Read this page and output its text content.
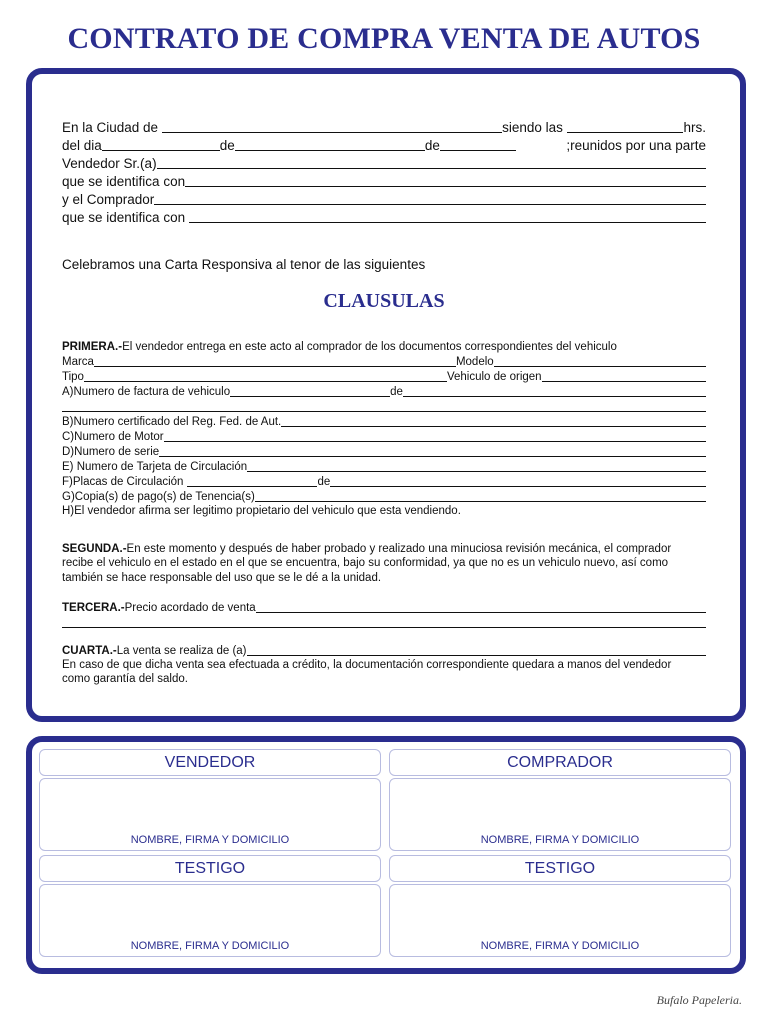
CONTRATO DE COMPRA VENTA DE AUTOS
En la Ciudad de	siendo las	hrs.
del dia	de	de	;reunidos por una parte
Vendedor Sr.(a)
que se identifica con
y el Comprador
que se identifica con
Celebramos una Carta Responsiva al tenor de las siguientes
CLAUSULAS
PRIMERA.-El vendedor entrega en este acto al comprador de los documentos correspondientes del vehiculo
Marca	Modelo
Tipo	Vehiculo de origen
A)Numero de factura de vehiculo	de
B)Numero certificado del Reg. Fed. de Aut.
C)Numero de Motor
D)Numero de serie
E) Numero de Tarjeta de Circulación
F)Placas de Circulación	de
G)Copia(s) de pago(s) de Tenencia(s)
H)El vendedor afirma ser legitimo propietario del vehiculo que esta vendiendo.
SEGUNDA.-En este momento y después de haber probado y realizado una minuciosa revisión mecánica, el comprador
recibe el vehiculo en el estado en el que se encuentra, bajo su conformidad, ya que no es un vehiculo nuevo, así como
también se hace responsable del uso que se le dé a la unidad.
TERCERA.- Precio acordado de venta
CUARTA.- La venta se realiza de (a)
En caso de que dicha venta sea efectuada a crédito, la documentación correspondiente quedara a manos del vendedor
como garantía del saldo.
VENDEDOR
NOMBRE, FIRMA Y DOMICILIO
COMPRADOR
NOMBRE, FIRMA Y DOMICILIO
TESTIGO
NOMBRE, FIRMA Y DOMICILIO
TESTIGO
NOMBRE, FIRMA Y DOMICILIO
Bufalo Papeleria.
+ + + + +
### WHAT IS REQUIRED
Leave out the pictures and output the rest of the material exactly as written.

### FULL SOLUTION
Read this page and output its text content.
CONTRATO DE COMPRA VENTA DE AUTOS
En la Ciudad de	siendo las	hrs.
del dia	de	de	;reunidos por una parte
Vendedor Sr.(a)
que se identifica con
y el Comprador
que se identifica con
Celebramos una Carta Responsiva al tenor de las siguientes
CLAUSULAS
PRIMERA.-El vendedor entrega en este acto al comprador de los documentos correspondientes del vehiculo
Marca	Modelo
Tipo	Vehiculo de origen
A)Numero de factura de vehiculo	de
B)Numero certificado del Reg. Fed. de Aut.
C)Numero de Motor
D)Numero de serie
E) Numero de Tarjeta de Circulación
F)Placas de Circulación	de
G)Copia(s) de pago(s) de Tenencia(s)
H)El vendedor afirma ser legitimo propietario del vehiculo que esta vendiendo.
SEGUNDA.-En este momento y después de haber probado y realizado una minuciosa revisión mecánica, el comprador
recibe el vehiculo en el estado en el que se encuentra, bajo su conformidad, ya que no es un vehiculo nuevo, así como
también se hace responsable del uso que se le dé a la unidad.
TERCERA.- Precio acordado de venta
CUARTA.- La venta se realiza de (a)
En caso de que dicha venta sea efectuada a crédito, la documentación correspondiente quedara a manos del vendedor
como garantía del saldo.
VENDEDOR
NOMBRE, FIRMA Y DOMICILIO
COMPRADOR
NOMBRE, FIRMA Y DOMICILIO
TESTIGO
NOMBRE, FIRMA Y DOMICILIO
TESTIGO
NOMBRE, FIRMA Y DOMICILIO
Bufalo Papeleria.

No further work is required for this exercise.